• [TASK DETAILS]: Below are the records; pull every line that includes "while".

[START]

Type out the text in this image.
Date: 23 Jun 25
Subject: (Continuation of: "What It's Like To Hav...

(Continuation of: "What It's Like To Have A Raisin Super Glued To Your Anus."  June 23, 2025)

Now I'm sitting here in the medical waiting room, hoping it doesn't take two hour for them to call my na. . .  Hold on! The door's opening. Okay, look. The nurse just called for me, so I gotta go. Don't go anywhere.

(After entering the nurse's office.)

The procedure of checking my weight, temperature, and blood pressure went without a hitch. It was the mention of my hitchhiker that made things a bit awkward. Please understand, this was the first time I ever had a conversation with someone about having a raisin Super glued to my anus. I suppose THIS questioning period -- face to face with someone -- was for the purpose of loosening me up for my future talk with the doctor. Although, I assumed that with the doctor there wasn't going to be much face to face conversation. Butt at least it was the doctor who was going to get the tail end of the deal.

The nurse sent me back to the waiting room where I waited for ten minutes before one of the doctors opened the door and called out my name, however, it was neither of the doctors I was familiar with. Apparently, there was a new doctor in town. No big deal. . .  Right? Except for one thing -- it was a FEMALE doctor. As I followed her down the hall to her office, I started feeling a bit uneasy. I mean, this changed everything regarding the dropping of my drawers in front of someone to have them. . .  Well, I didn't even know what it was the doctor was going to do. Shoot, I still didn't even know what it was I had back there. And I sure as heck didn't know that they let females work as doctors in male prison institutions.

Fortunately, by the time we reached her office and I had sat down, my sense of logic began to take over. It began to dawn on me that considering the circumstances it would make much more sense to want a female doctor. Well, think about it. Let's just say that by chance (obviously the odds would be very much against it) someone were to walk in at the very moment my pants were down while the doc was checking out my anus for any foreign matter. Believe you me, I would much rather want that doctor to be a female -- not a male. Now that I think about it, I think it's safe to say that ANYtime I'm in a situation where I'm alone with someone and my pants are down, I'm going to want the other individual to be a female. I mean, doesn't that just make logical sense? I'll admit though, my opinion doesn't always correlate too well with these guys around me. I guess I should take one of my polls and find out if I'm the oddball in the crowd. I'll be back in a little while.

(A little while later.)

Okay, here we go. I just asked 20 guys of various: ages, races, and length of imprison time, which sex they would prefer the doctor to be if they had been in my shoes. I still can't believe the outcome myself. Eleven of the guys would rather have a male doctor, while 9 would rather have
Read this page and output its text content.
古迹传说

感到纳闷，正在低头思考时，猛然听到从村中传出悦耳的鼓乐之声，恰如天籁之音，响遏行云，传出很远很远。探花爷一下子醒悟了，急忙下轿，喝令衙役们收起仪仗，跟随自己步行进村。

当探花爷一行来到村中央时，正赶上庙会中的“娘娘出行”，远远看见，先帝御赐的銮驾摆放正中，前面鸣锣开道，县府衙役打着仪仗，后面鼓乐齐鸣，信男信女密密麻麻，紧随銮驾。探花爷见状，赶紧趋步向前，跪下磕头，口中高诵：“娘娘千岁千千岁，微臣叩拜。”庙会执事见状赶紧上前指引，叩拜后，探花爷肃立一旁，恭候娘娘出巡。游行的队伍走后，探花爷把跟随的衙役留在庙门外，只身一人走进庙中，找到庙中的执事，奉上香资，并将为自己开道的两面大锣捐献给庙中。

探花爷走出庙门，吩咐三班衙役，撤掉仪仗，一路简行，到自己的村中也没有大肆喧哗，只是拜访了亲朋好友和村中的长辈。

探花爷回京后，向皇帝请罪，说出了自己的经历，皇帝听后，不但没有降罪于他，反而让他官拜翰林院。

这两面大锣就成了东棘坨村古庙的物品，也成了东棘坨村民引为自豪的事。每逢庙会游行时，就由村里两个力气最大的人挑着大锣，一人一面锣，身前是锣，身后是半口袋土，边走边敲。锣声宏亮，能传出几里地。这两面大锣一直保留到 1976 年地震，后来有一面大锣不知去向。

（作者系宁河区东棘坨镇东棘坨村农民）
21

[END]
[START]

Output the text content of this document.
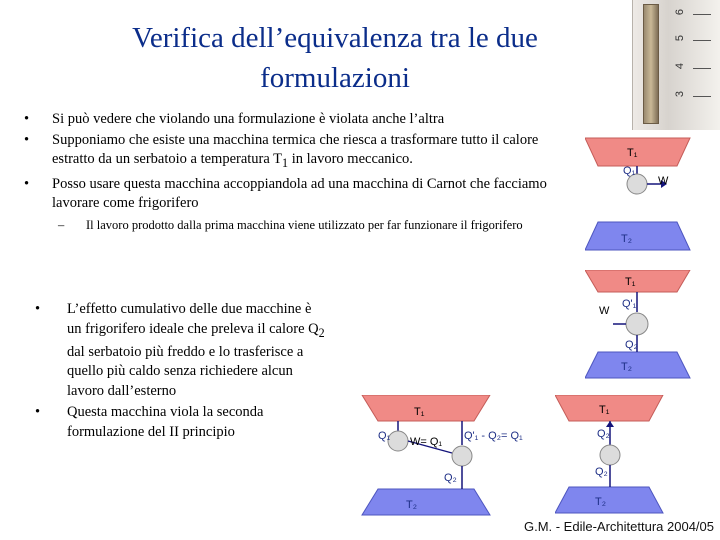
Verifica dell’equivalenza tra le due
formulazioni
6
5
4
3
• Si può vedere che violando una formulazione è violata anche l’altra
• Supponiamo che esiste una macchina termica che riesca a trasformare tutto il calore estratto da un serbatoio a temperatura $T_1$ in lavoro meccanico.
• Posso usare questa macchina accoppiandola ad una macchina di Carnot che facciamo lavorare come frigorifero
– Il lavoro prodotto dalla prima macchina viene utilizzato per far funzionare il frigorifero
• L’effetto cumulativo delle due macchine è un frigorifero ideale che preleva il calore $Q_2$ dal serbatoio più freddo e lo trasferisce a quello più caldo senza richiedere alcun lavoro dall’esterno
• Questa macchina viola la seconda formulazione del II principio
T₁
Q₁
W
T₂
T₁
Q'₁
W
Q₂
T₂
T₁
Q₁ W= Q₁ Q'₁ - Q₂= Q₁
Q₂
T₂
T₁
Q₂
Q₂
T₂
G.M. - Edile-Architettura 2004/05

[END]

• [OUTPUT BELOW]:
Fortunately, by the time we reached her office and I had sat down, my sense of logic began to take over. It began to dawn on me that considering the circumstances it would make much more sense to want a female doctor. Well, think about it. Let's just say that by chance (obviously the odds would be very much against it) someone were to walk in at the very moment my pants were down while the doc was checking out my anus for any foreign matter. Believe you me, I would much rather want that doctor to be a female -- not a male. Now that I think about it, I think it's safe to say that ANYtime I'm in a situation where I'm alone with someone and my pants are down, I'm going to want the other individual to be a female. I mean, doesn't that just make logical sense? I'll admit though, my opinion doesn't always correlate too well with these guys around me. I guess I should take one of my polls and find out if I'm the oddball in the crowd. I'll be back in a little while.
(A little while later.)
Okay, here we go. I just asked 20 guys of various: ages, races, and length of imprison time, which sex they would prefer the doctor to be if they had been in my shoes. I still can't believe the outcome myself. Eleven of the guys would rather have a male doctor, while 9 would rather have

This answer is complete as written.